▶ **Your task**
Transcribe all the entries word for word, omitting any pictures they contain.
####################
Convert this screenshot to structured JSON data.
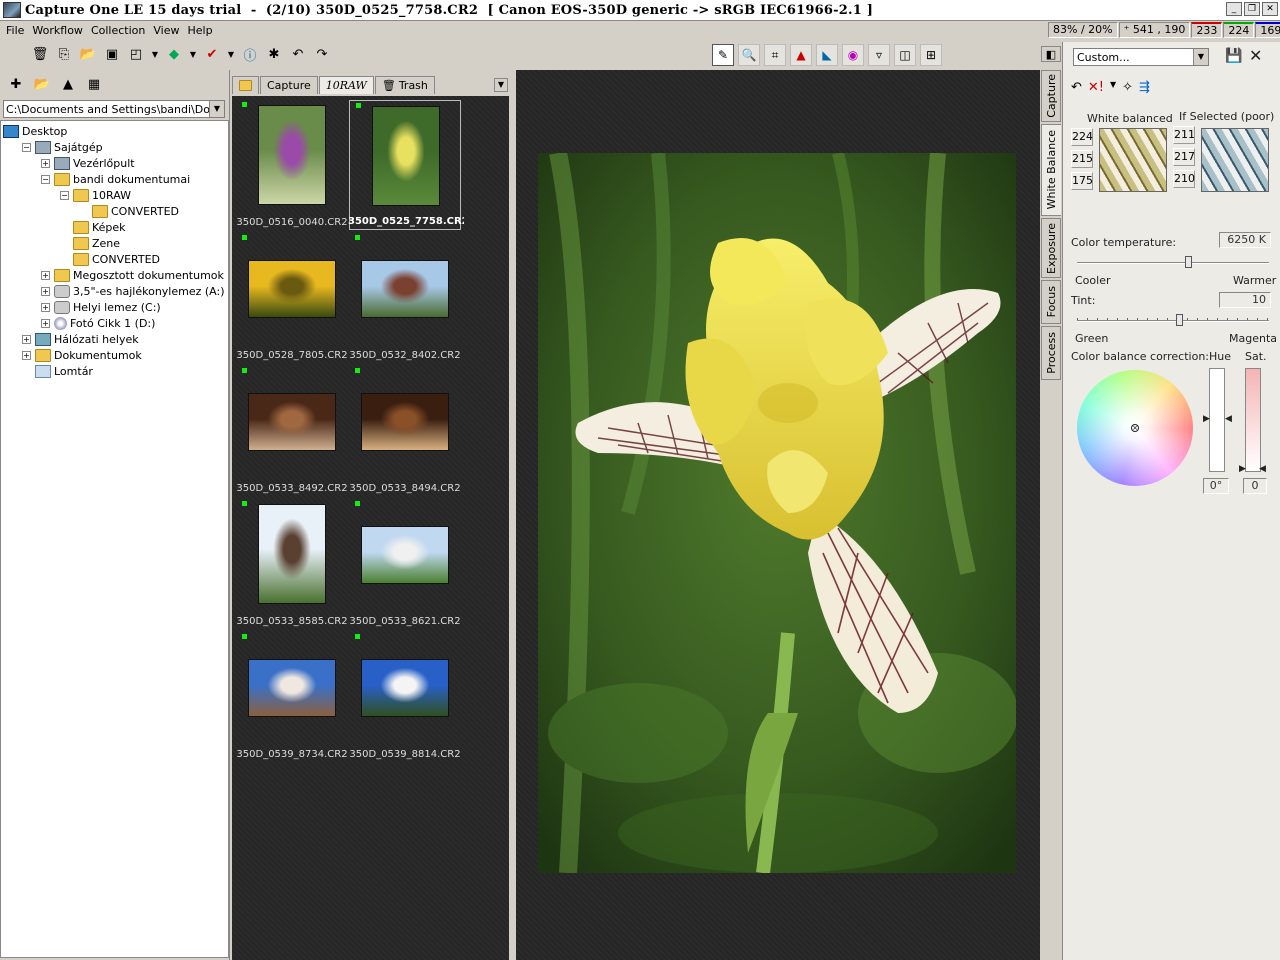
{
  "window": {
    "title": "Capture One LE 15 days trial  -  (2/10) 350D_0525_7758.CR2  [ Canon EOS-350D generic -> sRGB IEC61966-2.1 ]"
  },
  "menu": [
    "File",
    "Workflow",
    "Collection",
    "View",
    "Help"
  ],
  "status": {
    "zoom": "83% / 20%",
    "coords": "541 , 190",
    "r": "233",
    "g": "224",
    "b": "169"
  },
  "folder_path": "C:\\Documents and Settings\\bandi\\Dokumentumai",
  "tree": [
    {
      "label": "Desktop",
      "indent": 0,
      "expander": "",
      "icon": "desk"
    },
    {
      "label": "Sajátgép",
      "indent": 1,
      "expander": "−",
      "icon": "pc"
    },
    {
      "label": "Vezérlőpult",
      "indent": 2,
      "expander": "+",
      "icon": "pc"
    },
    {
      "label": "bandi dokumentumai",
      "indent": 2,
      "expander": "−",
      "icon": "folder"
    },
    {
      "label": "10RAW",
      "indent": 3,
      "expander": "−",
      "icon": "folder"
    },
    {
      "label": "CONVERTED",
      "indent": 4,
      "expander": "",
      "icon": "folder"
    },
    {
      "label": "Képek",
      "indent": 3,
      "expander": "",
      "icon": "folder"
    },
    {
      "label": "Zene",
      "indent": 3,
      "expander": "",
      "icon": "folder"
    },
    {
      "label": "CONVERTED",
      "indent": 3,
      "expander": "",
      "icon": "folder"
    },
    {
      "label": "Megosztott dokumentumok",
      "indent": 2,
      "expander": "+",
      "icon": "folder"
    },
    {
      "label": "3,5\"-es hajlékonylemez (A:)",
      "indent": 2,
      "expander": "+",
      "icon": "drive"
    },
    {
      "label": "Helyi lemez (C:)",
      "indent": 2,
      "expander": "+",
      "icon": "drive"
    },
    {
      "label": "Fotó Cikk 1 (D:)",
      "indent": 2,
      "expander": "+",
      "icon": "cd"
    },
    {
      "label": "Hálózati helyek",
      "indent": 1,
      "expander": "+",
      "icon": "net"
    },
    {
      "label": "Dokumentumok",
      "indent": 1,
      "expander": "+",
      "icon": "folder"
    },
    {
      "label": "Lomtár",
      "indent": 1,
      "expander": "",
      "icon": "bin"
    }
  ],
  "tabs": {
    "capture": "Capture",
    "raw": "10RAW",
    "trash": "Trash"
  },
  "thumbnails": [
    {
      "file": "350D_0516_0040.CR2",
      "orient": "p",
      "colors": [
        "#6a8c4a",
        "#9a4aa8",
        "#cdd6a8"
      ],
      "selected": false
    },
    {
      "file": "350D_0525_7758.CR2",
      "orient": "p",
      "colors": [
        "#3e6a2a",
        "#e8e060",
        "#5a8a3a"
      ],
      "selected": true
    },
    {
      "file": "350D_0528_7805.CR2",
      "orient": "l",
      "colors": [
        "#e8b820",
        "#6a5a10",
        "#3a4a10"
      ],
      "selected": false
    },
    {
      "file": "350D_0532_8402.CR2",
      "orient": "l",
      "colors": [
        "#a8c8e8",
        "#7a4030",
        "#4a6a30"
      ],
      "selected": false
    },
    {
      "file": "350D_0533_8492.CR2",
      "orient": "l",
      "colors": [
        "#4a2818",
        "#a06840",
        "#d0b090"
      ],
      "selected": false
    },
    {
      "file": "350D_0533_8494.CR2",
      "orient": "l",
      "colors": [
        "#3a1e10",
        "#8a5028",
        "#d8b080"
      ],
      "selected": false
    },
    {
      "file": "350D_0533_8585.CR2",
      "orient": "p",
      "colors": [
        "#e8f0f8",
        "#5a4030",
        "#4a7030"
      ],
      "selected": false
    },
    {
      "file": "350D_0533_8621.CR2",
      "orient": "l",
      "colors": [
        "#c0d8f0",
        "#f0f0f0",
        "#4a8030"
      ],
      "selected": false
    },
    {
      "file": "350D_0539_8734.CR2",
      "orient": "l",
      "colors": [
        "#3a70c8",
        "#f0e8e0",
        "#8a6040"
      ],
      "selected": false
    },
    {
      "file": "350D_0539_8814.CR2",
      "orient": "l",
      "colors": [
        "#2860c8",
        "#f4f4f4",
        "#305020"
      ],
      "selected": false
    }
  ],
  "side_tabs": [
    "Capture",
    "White Balance",
    "Exposure",
    "Focus",
    "Process"
  ],
  "wb": {
    "preset": "Custom...",
    "wb_label": "White balanced",
    "ifsel_label": "If Selected (poor)",
    "left_vals": [
      "224",
      "215",
      "175"
    ],
    "right_vals": [
      "211",
      "217",
      "210"
    ],
    "temp_label": "Color temperature:",
    "temp_value": "6250 K",
    "temp_position": 0.58,
    "cooler": "Cooler",
    "warmer": "Warmer",
    "tint_label": "Tint:",
    "tint_value": "10",
    "tint_position": 0.53,
    "green": "Green",
    "magenta": "Magenta",
    "cbc_label": "Color balance correction:",
    "hue_label": "Hue",
    "sat_label": "Sat.",
    "hue_value": "0°",
    "sat_value": "0"
  }
}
####################
▶ **Expected answer**
Convert this screenshot to structured JSON data.
{
  "window": {
    "title": "Capture One LE 15 days trial  -  (2/10) 350D_0525_7758.CR2  [ Canon EOS-350D generic -> sRGB IEC61966-2.1 ]"
  },
  "menu": [
    "File",
    "Workflow",
    "Collection",
    "View",
    "Help"
  ],
  "status": {
    "zoom": "83% / 20%",
    "coords": "541 , 190",
    "r": "233",
    "g": "224",
    "b": "169"
  },
  "folder_path": "C:\\Documents and Settings\\bandi\\Dokumentumai",
  "tree": [
    {
      "label": "Desktop",
      "indent": 0,
      "expander": "",
      "icon": "desk"
    },
    {
      "label": "Sajátgép",
      "indent": 1,
      "expander": "−",
      "icon": "pc"
    },
    {
      "label": "Vezérlőpult",
      "indent": 2,
      "expander": "+",
      "icon": "pc"
    },
    {
      "label": "bandi dokumentumai",
      "indent": 2,
      "expander": "−",
      "icon": "folder"
    },
    {
      "label": "10RAW",
      "indent": 3,
      "expander": "−",
      "icon": "folder"
    },
    {
      "label": "CONVERTED",
      "indent": 4,
      "expander": "",
      "icon": "folder"
    },
    {
      "label": "Képek",
      "indent": 3,
      "expander": "",
      "icon": "folder"
    },
    {
      "label": "Zene",
      "indent": 3,
      "expander": "",
      "icon": "folder"
    },
    {
      "label": "CONVERTED",
      "indent": 3,
      "expander": "",
      "icon": "folder"
    },
    {
      "label": "Megosztott dokumentumok",
      "indent": 2,
      "expander": "+",
      "icon": "folder"
    },
    {
      "label": "3,5\"-es hajlékonylemez (A:)",
      "indent": 2,
      "expander": "+",
      "icon": "drive"
    },
    {
      "label": "Helyi lemez (C:)",
      "indent": 2,
      "expander": "+",
      "icon": "drive"
    },
    {
      "label": "Fotó Cikk 1 (D:)",
      "indent": 2,
      "expander": "+",
      "icon": "cd"
    },
    {
      "label": "Hálózati helyek",
      "indent": 1,
      "expander": "+",
      "icon": "net"
    },
    {
      "label": "Dokumentumok",
      "indent": 1,
      "expander": "+",
      "icon": "folder"
    },
    {
      "label": "Lomtár",
      "indent": 1,
      "expander": "",
      "icon": "bin"
    }
  ],
  "tabs": {
    "capture": "Capture",
    "raw": "10RAW",
    "trash": "Trash"
  },
  "thumbnails": [
    {
      "file": "350D_0516_0040.CR2",
      "orient": "p",
      "colors": [
        "#6a8c4a",
        "#9a4aa8",
        "#cdd6a8"
      ],
      "selected": false
    },
    {
      "file": "350D_0525_7758.CR2",
      "orient": "p",
      "colors": [
        "#3e6a2a",
        "#e8e060",
        "#5a8a3a"
      ],
      "selected": true
    },
    {
      "file": "350D_0528_7805.CR2",
      "orient": "l",
      "colors": [
        "#e8b820",
        "#6a5a10",
        "#3a4a10"
      ],
      "selected": false
    },
    {
      "file": "350D_0532_8402.CR2",
      "orient": "l",
      "colors": [
        "#a8c8e8",
        "#7a4030",
        "#4a6a30"
      ],
      "selected": false
    },
    {
      "file": "350D_0533_8492.CR2",
      "orient": "l",
      "colors": [
        "#4a2818",
        "#a06840",
        "#d0b090"
      ],
      "selected": false
    },
    {
      "file": "350D_0533_8494.CR2",
      "orient": "l",
      "colors": [
        "#3a1e10",
        "#8a5028",
        "#d8b080"
      ],
      "selected": false
    },
    {
      "file": "350D_0533_8585.CR2",
      "orient": "p",
      "colors": [
        "#e8f0f8",
        "#5a4030",
        "#4a7030"
      ],
      "selected": false
    },
    {
      "file": "350D_0533_8621.CR2",
      "orient": "l",
      "colors": [
        "#c0d8f0",
        "#f0f0f0",
        "#4a8030"
      ],
      "selected": false
    },
    {
      "file": "350D_0539_8734.CR2",
      "orient": "l",
      "colors": [
        "#3a70c8",
        "#f0e8e0",
        "#8a6040"
      ],
      "selected": false
    },
    {
      "file": "350D_0539_8814.CR2",
      "orient": "l",
      "colors": [
        "#2860c8",
        "#f4f4f4",
        "#305020"
      ],
      "selected": false
    }
  ],
  "side_tabs": [
    "Capture",
    "White Balance",
    "Exposure",
    "Focus",
    "Process"
  ],
  "wb": {
    "preset": "Custom...",
    "wb_label": "White balanced",
    "ifsel_label": "If Selected (poor)",
    "left_vals": [
      "224",
      "215",
      "175"
    ],
    "right_vals": [
      "211",
      "217",
      "210"
    ],
    "temp_label": "Color temperature:",
    "temp_value": "6250 K",
    "temp_position": 0.58,
    "cooler": "Cooler",
    "warmer": "Warmer",
    "tint_label": "Tint:",
    "tint_value": "10",
    "tint_position": 0.53,
    "green": "Green",
    "magenta": "Magenta",
    "cbc_label": "Color balance correction:",
    "hue_label": "Hue",
    "sat_label": "Sat.",
    "hue_value": "0°",
    "sat_value": "0"
  }
}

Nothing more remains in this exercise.